Recorded data:
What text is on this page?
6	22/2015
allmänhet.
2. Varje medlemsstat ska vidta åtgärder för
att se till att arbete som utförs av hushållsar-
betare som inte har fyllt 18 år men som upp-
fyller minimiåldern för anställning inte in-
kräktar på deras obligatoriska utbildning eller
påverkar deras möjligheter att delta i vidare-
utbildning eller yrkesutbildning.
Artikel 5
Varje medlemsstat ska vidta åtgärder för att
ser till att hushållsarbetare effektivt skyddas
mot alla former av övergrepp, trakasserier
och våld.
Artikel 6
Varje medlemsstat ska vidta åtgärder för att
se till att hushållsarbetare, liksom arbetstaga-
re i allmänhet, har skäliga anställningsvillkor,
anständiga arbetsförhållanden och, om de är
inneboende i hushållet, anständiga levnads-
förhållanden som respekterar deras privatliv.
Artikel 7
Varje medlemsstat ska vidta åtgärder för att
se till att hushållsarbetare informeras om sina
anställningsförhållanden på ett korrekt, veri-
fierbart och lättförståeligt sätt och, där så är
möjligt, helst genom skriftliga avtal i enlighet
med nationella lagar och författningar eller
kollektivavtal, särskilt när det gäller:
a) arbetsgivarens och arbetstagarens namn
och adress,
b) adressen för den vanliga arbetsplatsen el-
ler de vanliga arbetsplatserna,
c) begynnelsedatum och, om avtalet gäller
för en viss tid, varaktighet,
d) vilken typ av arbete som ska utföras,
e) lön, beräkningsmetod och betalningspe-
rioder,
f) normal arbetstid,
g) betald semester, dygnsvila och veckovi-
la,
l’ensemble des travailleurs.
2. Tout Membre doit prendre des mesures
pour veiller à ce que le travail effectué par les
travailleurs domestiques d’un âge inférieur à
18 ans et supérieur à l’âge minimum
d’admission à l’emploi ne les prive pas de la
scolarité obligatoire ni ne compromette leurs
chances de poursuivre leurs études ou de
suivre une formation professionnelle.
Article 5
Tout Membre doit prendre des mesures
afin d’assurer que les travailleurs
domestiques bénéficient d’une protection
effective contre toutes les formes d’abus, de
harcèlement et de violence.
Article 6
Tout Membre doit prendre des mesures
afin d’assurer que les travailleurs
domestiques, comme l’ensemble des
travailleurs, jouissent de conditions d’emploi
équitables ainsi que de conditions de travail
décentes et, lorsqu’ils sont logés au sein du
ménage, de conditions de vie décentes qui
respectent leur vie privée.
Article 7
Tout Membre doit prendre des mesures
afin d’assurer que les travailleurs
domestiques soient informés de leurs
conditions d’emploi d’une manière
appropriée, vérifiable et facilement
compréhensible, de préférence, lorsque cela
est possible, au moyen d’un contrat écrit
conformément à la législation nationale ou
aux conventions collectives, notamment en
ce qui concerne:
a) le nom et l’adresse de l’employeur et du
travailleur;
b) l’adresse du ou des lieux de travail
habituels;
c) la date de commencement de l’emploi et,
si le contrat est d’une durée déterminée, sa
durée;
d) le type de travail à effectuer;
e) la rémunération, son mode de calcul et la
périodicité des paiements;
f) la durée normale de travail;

▶ Task objective: Check the lines above and copy each one that includes "contrat".

▶ Exercise solution:
est possible, au moyen d’un contrat écrit
si le contrat est d’une durée déterminée, sa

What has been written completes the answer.